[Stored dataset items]
■ ■ ■ ■
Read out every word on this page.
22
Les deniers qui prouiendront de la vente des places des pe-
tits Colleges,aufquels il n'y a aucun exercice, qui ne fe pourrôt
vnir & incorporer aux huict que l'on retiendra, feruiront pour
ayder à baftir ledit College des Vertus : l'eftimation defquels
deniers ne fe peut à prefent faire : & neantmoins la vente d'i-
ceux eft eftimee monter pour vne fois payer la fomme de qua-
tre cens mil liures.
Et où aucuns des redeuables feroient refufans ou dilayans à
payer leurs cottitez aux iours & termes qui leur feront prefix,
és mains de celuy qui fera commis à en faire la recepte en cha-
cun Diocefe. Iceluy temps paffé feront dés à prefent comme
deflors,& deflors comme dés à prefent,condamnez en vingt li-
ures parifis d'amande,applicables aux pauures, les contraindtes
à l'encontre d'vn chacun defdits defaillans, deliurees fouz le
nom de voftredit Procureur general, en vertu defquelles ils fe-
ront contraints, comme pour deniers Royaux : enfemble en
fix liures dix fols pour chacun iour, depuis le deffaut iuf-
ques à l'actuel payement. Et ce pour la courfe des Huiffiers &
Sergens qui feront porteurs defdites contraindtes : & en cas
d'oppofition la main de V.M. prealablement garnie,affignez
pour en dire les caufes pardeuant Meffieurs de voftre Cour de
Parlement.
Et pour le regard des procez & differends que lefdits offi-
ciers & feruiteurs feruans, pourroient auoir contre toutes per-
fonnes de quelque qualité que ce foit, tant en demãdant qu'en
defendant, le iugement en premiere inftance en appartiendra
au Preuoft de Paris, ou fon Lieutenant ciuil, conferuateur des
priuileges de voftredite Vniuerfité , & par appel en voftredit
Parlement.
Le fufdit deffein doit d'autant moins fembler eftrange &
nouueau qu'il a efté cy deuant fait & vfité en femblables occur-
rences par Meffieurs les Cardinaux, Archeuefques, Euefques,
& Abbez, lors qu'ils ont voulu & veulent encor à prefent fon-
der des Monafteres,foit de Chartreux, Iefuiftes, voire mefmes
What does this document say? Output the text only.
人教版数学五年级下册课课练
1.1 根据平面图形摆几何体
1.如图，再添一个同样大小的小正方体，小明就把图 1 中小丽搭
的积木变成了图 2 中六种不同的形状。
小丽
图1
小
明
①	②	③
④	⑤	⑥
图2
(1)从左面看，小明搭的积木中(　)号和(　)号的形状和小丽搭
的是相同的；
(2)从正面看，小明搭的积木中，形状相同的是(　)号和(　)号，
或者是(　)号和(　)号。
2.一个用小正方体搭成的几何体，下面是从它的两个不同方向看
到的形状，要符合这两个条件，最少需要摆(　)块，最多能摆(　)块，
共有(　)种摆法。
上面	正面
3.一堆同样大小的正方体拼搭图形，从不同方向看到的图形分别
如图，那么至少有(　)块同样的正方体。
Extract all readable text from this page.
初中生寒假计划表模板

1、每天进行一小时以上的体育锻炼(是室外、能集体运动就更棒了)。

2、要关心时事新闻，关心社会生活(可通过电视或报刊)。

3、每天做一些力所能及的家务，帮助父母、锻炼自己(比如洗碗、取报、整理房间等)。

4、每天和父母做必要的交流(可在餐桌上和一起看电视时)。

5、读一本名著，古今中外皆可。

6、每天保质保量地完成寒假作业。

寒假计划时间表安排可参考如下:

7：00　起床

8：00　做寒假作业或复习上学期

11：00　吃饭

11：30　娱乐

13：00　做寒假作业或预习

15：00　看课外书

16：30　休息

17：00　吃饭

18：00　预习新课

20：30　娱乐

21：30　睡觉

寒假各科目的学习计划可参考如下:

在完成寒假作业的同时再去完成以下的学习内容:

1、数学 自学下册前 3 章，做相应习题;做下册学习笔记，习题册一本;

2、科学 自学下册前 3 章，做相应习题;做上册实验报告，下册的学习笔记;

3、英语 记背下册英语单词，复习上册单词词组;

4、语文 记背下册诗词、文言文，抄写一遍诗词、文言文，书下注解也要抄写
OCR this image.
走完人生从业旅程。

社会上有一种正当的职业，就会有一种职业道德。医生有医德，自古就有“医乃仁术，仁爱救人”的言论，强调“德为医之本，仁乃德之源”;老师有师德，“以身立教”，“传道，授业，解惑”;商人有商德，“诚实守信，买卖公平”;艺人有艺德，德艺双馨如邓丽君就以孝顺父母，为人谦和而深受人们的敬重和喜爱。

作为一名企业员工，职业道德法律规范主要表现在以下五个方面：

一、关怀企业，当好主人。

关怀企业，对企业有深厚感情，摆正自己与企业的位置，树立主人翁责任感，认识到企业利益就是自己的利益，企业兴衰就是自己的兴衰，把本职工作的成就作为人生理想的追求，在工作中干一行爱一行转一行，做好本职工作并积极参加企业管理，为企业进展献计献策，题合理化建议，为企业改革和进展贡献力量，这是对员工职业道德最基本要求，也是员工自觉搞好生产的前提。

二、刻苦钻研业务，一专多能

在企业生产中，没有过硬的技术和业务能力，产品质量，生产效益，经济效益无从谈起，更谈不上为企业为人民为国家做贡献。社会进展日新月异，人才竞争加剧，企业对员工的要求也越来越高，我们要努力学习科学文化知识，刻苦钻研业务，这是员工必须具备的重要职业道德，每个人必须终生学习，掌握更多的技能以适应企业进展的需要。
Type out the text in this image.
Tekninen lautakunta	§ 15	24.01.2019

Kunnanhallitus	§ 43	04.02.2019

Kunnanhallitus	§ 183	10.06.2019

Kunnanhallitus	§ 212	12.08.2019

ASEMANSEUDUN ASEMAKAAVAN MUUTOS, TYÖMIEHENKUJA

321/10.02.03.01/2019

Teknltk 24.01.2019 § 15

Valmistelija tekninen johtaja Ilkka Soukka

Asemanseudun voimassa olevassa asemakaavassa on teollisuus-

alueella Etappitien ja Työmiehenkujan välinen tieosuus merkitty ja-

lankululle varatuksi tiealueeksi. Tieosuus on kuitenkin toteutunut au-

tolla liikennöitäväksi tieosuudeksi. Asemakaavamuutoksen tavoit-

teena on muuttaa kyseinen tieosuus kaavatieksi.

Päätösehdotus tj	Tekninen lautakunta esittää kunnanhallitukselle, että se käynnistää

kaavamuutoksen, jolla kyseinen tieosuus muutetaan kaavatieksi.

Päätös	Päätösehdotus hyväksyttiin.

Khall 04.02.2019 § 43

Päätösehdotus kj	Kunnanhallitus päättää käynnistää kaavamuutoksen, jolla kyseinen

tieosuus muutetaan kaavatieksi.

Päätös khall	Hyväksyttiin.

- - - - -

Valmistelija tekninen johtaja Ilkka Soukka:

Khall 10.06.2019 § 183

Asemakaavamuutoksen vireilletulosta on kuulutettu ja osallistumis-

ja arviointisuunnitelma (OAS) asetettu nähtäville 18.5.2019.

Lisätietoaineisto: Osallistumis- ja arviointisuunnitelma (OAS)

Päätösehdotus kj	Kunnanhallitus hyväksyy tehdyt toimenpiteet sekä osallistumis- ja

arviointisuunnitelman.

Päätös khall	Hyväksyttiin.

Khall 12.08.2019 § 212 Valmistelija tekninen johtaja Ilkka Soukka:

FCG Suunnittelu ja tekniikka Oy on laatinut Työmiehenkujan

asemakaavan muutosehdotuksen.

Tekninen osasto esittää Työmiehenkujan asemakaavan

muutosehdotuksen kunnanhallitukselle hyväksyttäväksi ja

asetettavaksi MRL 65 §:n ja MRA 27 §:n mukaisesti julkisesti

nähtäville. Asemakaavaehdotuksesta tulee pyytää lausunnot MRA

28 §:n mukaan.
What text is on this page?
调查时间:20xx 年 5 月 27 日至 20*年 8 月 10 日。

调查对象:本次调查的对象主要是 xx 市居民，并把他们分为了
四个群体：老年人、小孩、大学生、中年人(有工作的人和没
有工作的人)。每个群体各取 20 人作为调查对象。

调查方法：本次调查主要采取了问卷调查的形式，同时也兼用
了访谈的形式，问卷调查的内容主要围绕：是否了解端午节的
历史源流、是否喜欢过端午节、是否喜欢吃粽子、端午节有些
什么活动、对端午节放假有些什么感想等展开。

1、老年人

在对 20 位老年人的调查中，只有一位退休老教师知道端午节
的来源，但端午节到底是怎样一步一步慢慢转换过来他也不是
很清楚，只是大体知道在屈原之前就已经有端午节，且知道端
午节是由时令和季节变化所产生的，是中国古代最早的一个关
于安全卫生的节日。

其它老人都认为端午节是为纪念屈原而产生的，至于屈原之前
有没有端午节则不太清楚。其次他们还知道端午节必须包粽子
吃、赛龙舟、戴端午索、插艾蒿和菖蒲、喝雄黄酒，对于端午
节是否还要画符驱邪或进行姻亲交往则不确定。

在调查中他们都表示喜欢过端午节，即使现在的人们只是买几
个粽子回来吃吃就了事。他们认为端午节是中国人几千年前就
■ ■ ■ ■
**What is asked:** Reproduce the final stretch of the data above: every line from the one holding "What text is on this page?" through the end, inclusive, exactly as written and nothing else.

**Full answer:**
What text is on this page?
调查时间:20xx 年 5 月 27 日至 20*年 8 月 10 日。

调查对象:本次调查的对象主要是 xx 市居民，并把他们分为了
四个群体：老年人、小孩、大学生、中年人(有工作的人和没
有工作的人)。每个群体各取 20 人作为调查对象。

调查方法：本次调查主要采取了问卷调查的形式，同时也兼用
了访谈的形式，问卷调查的内容主要围绕：是否了解端午节的
历史源流、是否喜欢过端午节、是否喜欢吃粽子、端午节有些
什么活动、对端午节放假有些什么感想等展开。

1、老年人

在对 20 位老年人的调查中，只有一位退休老教师知道端午节
的来源，但端午节到底是怎样一步一步慢慢转换过来他也不是
很清楚，只是大体知道在屈原之前就已经有端午节，且知道端
午节是由时令和季节变化所产生的，是中国古代最早的一个关
于安全卫生的节日。

其它老人都认为端午节是为纪念屈原而产生的，至于屈原之前
有没有端午节则不太清楚。其次他们还知道端午节必须包粽子
吃、赛龙舟、戴端午索、插艾蒿和菖蒲、喝雄黄酒，对于端午
节是否还要画符驱邪或进行姻亲交往则不确定。

在调查中他们都表示喜欢过端午节，即使现在的人们只是买几
个粽子回来吃吃就了事。他们认为端午节是中国人几千年前就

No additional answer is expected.